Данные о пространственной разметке
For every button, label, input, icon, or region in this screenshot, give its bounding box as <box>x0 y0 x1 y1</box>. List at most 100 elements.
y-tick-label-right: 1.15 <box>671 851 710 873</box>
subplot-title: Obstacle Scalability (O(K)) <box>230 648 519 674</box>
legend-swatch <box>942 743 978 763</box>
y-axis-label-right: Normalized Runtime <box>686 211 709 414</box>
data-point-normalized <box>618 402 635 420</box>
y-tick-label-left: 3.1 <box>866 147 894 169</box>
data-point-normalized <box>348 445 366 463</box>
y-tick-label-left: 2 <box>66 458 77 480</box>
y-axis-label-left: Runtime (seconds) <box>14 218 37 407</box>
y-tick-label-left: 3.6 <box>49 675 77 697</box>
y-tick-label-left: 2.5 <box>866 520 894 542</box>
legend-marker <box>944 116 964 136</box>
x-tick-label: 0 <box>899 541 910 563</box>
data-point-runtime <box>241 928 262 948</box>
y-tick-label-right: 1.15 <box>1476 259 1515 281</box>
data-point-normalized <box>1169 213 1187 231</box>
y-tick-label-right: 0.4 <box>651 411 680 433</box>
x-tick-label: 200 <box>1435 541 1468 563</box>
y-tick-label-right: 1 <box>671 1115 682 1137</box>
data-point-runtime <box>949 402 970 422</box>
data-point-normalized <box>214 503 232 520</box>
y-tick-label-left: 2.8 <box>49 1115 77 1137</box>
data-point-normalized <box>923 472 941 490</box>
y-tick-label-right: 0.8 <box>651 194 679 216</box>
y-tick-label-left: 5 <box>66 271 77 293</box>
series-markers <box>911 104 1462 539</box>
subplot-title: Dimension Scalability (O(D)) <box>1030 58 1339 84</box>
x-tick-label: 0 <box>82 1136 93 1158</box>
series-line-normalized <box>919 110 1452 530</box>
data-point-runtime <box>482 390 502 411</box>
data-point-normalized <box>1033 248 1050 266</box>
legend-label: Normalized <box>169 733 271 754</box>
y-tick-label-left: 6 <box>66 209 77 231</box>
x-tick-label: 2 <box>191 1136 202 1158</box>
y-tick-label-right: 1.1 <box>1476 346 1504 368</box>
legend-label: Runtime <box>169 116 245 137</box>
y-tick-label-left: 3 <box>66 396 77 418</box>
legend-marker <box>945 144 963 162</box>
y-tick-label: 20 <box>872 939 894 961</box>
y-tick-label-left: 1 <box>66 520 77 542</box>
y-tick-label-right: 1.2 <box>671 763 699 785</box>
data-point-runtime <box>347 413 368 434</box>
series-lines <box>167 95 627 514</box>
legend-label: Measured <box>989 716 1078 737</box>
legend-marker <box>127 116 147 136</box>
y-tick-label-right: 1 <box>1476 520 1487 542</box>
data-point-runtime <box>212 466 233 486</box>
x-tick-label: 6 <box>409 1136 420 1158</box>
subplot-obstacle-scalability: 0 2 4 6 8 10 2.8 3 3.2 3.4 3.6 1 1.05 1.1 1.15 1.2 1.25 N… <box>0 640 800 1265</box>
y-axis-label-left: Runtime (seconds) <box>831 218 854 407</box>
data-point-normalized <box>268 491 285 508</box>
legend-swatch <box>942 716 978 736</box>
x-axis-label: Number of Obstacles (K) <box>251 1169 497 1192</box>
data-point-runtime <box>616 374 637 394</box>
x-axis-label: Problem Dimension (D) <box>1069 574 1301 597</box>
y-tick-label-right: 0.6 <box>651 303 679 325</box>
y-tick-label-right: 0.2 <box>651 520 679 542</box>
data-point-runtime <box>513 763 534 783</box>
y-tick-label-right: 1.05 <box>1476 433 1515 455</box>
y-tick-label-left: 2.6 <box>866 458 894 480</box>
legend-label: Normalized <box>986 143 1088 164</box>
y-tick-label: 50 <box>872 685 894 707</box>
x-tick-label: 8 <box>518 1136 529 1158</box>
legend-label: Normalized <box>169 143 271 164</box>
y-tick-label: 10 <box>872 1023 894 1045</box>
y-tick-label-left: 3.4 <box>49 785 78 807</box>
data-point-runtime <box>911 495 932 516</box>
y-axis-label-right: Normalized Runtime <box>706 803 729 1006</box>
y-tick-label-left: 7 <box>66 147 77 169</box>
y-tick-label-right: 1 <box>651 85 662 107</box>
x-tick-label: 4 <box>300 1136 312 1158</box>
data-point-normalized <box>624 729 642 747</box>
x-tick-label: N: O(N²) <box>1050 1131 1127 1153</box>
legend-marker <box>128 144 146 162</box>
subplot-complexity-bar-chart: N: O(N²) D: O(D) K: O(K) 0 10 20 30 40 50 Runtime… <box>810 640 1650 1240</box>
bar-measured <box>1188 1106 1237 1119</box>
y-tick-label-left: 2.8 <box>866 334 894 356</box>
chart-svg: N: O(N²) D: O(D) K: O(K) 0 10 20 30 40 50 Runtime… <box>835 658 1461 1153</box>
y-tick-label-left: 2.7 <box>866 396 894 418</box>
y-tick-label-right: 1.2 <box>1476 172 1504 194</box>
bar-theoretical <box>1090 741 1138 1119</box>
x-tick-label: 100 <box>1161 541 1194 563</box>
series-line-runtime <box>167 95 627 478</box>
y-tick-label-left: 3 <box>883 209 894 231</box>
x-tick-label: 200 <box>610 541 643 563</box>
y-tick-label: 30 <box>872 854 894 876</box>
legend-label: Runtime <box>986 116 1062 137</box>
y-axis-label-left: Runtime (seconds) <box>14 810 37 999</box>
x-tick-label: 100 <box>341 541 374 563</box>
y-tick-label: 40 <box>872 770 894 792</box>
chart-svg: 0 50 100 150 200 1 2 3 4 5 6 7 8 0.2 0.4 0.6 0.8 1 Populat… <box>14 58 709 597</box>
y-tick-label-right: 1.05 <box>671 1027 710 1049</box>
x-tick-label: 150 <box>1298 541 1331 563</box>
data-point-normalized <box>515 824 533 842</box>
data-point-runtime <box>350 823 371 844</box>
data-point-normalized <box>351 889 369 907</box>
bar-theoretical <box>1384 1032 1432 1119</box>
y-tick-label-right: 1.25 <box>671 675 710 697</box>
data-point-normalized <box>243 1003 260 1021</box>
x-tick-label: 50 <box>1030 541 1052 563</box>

Задание ::
Пожалуйста, повторите все строки выше слово в слово, ничего не меняя.

Результат ниже ::
For every button, label, input, icon, or region in this screenshot, give its bounding box as <box>x0 y0 x1 y1</box>. List at most 100 elements.
y-tick-label-right: 1.15 <box>671 851 710 873</box>
subplot-title: Obstacle Scalability (O(K)) <box>230 648 519 674</box>
legend-swatch <box>942 743 978 763</box>
y-axis-label-right: Normalized Runtime <box>686 211 709 414</box>
data-point-normalized <box>618 402 635 420</box>
y-tick-label-left: 3.1 <box>866 147 894 169</box>
data-point-normalized <box>348 445 366 463</box>
y-tick-label-left: 2 <box>66 458 77 480</box>
y-axis-label-left: Runtime (seconds) <box>14 218 37 407</box>
y-tick-label-left: 3.6 <box>49 675 77 697</box>
y-tick-label-left: 2.5 <box>866 520 894 542</box>
legend-marker <box>944 116 964 136</box>
x-tick-label: 0 <box>899 541 910 563</box>
data-point-runtime <box>241 928 262 948</box>
y-tick-label-right: 1.15 <box>1476 259 1515 281</box>
data-point-normalized <box>1169 213 1187 231</box>
y-tick-label-right: 0.4 <box>651 411 680 433</box>
x-tick-label: 200 <box>1435 541 1468 563</box>
y-tick-label-right: 1 <box>671 1115 682 1137</box>
data-point-runtime <box>949 402 970 422</box>
data-point-normalized <box>214 503 232 520</box>
y-tick-label-left: 2.8 <box>49 1115 77 1137</box>
data-point-normalized <box>923 472 941 490</box>
y-tick-label-right: 0.8 <box>651 194 679 216</box>
y-tick-label-left: 5 <box>66 271 77 293</box>
series-markers <box>911 104 1462 539</box>
subplot-title: Dimension Scalability (O(D)) <box>1030 58 1339 84</box>
x-tick-label: 0 <box>82 1136 93 1158</box>
series-line-normalized <box>919 110 1452 530</box>
data-point-runtime <box>482 390 502 411</box>
data-point-normalized <box>1033 248 1050 266</box>
legend-label: Normalized <box>169 733 271 754</box>
y-tick-label-left: 6 <box>66 209 77 231</box>
x-tick-label: 2 <box>191 1136 202 1158</box>
y-tick-label-right: 1.1 <box>1476 346 1504 368</box>
legend-label: Runtime <box>169 116 245 137</box>
y-tick-label-left: 3 <box>66 396 77 418</box>
legend-marker <box>945 144 963 162</box>
y-tick-label: 20 <box>872 939 894 961</box>
y-tick-label-left: 1 <box>66 520 77 542</box>
y-tick-label-right: 1.2 <box>671 763 699 785</box>
data-point-runtime <box>347 413 368 434</box>
series-lines <box>167 95 627 514</box>
legend-label: Measured <box>989 716 1078 737</box>
legend-marker <box>127 116 147 136</box>
y-tick-label-right: 1 <box>1476 520 1487 542</box>
data-point-runtime <box>212 466 233 486</box>
x-tick-label: 6 <box>409 1136 420 1158</box>
subplot-obstacle-scalability: 0 2 4 6 8 10 2.8 3 3.2 3.4 3.6 1 1.05 1.1 1.15 1.2 1.25 N… <box>0 640 800 1265</box>
y-axis-label-left: Runtime (seconds) <box>831 218 854 407</box>
data-point-normalized <box>268 491 285 508</box>
legend-swatch <box>942 716 978 736</box>
x-axis-label: Number of Obstacles (K) <box>251 1169 497 1192</box>
data-point-runtime <box>616 374 637 394</box>
x-axis-label: Problem Dimension (D) <box>1069 574 1301 597</box>
y-tick-label-right: 0.6 <box>651 303 679 325</box>
y-tick-label-right: 0.2 <box>651 520 679 542</box>
data-point-runtime <box>513 763 534 783</box>
y-tick-label-right: 1.05 <box>1476 433 1515 455</box>
y-tick-label-left: 2.6 <box>866 458 894 480</box>
legend-label: Normalized <box>986 143 1088 164</box>
y-tick-label: 50 <box>872 685 894 707</box>
x-tick-label: 8 <box>518 1136 529 1158</box>
legend-label: Normalized <box>169 143 271 164</box>
y-tick-label: 10 <box>872 1023 894 1045</box>
y-tick-label-left: 3.4 <box>49 785 78 807</box>
data-point-runtime <box>911 495 932 516</box>
y-axis-label-right: Normalized Runtime <box>706 803 729 1006</box>
y-tick-label-left: 7 <box>66 147 77 169</box>
y-tick-label-right: 1 <box>651 85 662 107</box>
x-tick-label: 4 <box>300 1136 312 1158</box>
data-point-normalized <box>624 729 642 747</box>
x-tick-label: N: O(N²) <box>1050 1131 1127 1153</box>
legend-marker <box>128 144 146 162</box>
subplot-complexity-bar-chart: N: O(N²) D: O(D) K: O(K) 0 10 20 30 40 50 Runtime… <box>810 640 1650 1240</box>
bar-measured <box>1188 1106 1237 1119</box>
y-tick-label-left: 2.8 <box>866 334 894 356</box>
chart-svg: N: O(N²) D: O(D) K: O(K) 0 10 20 30 40 50 Runtime… <box>835 658 1461 1153</box>
y-tick-label-left: 2.7 <box>866 396 894 418</box>
y-tick-label-right: 1.2 <box>1476 172 1504 194</box>
bar-theoretical <box>1090 741 1138 1119</box>
x-tick-label: 100 <box>1161 541 1194 563</box>
series-line-runtime <box>167 95 627 478</box>
y-tick-label-left: 3 <box>883 209 894 231</box>
x-tick-label: 200 <box>610 541 643 563</box>
y-tick-label: 30 <box>872 854 894 876</box>
legend-label: Runtime <box>986 116 1062 137</box>
y-axis-label-left: Runtime (seconds) <box>14 810 37 999</box>
x-tick-label: 100 <box>341 541 374 563</box>
y-tick-label: 40 <box>872 770 894 792</box>
chart-svg: 0 50 100 150 200 1 2 3 4 5 6 7 8 0.2 0.4 0.6 0.8 1 Populat… <box>14 58 709 597</box>
y-tick-label-right: 1.05 <box>671 1027 710 1049</box>
x-tick-label: 150 <box>1298 541 1331 563</box>
data-point-normalized <box>515 824 533 842</box>
data-point-runtime <box>350 823 371 844</box>
data-point-normalized <box>351 889 369 907</box>
bar-theoretical <box>1384 1032 1432 1119</box>
y-tick-label-right: 1.25 <box>671 675 710 697</box>
data-point-normalized <box>243 1003 260 1021</box>
x-tick-label: 50 <box>1030 541 1052 563</box>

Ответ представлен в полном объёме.